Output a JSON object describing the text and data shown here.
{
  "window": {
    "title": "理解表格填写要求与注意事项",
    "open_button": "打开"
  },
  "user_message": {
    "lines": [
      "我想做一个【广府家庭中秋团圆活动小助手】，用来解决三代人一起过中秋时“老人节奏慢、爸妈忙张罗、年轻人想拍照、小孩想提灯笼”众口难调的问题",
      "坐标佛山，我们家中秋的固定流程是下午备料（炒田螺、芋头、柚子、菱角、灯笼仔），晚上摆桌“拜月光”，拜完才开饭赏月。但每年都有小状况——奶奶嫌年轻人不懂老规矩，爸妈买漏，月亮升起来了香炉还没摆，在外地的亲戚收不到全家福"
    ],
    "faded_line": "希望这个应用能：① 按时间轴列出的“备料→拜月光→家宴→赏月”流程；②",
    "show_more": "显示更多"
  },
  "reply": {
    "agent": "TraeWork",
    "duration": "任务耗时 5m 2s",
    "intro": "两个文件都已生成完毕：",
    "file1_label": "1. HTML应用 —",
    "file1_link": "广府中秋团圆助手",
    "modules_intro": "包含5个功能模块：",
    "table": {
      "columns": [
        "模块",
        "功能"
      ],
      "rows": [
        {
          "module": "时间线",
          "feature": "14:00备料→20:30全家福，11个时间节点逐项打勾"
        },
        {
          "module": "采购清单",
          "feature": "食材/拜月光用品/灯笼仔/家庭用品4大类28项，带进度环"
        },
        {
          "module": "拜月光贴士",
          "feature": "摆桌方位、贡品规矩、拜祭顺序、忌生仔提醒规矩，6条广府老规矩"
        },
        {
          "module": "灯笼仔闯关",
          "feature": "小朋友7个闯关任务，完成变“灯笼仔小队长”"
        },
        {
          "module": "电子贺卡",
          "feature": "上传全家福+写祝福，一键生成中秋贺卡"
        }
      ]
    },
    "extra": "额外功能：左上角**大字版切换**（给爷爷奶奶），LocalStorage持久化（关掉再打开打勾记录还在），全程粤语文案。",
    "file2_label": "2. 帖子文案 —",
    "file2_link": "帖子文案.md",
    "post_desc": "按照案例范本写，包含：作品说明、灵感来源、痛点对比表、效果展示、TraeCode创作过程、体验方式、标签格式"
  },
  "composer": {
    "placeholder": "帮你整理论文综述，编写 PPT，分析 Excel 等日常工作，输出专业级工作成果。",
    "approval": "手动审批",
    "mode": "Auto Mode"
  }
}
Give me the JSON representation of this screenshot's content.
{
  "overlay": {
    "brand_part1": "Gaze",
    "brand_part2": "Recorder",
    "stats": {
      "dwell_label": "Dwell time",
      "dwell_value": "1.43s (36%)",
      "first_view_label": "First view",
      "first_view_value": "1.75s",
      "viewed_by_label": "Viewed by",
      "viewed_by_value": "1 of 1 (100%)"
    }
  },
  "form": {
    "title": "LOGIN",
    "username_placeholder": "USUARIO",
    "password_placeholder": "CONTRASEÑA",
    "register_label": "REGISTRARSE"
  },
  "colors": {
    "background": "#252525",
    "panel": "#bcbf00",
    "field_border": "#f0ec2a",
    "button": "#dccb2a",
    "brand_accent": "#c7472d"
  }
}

Exercise goal
Scan the listing above for the word "帖子文案" and copy every line that holds it.

Written solution
    "file2_label": "2. 帖子文案 —",
    "file2_link": "帖子文案.md",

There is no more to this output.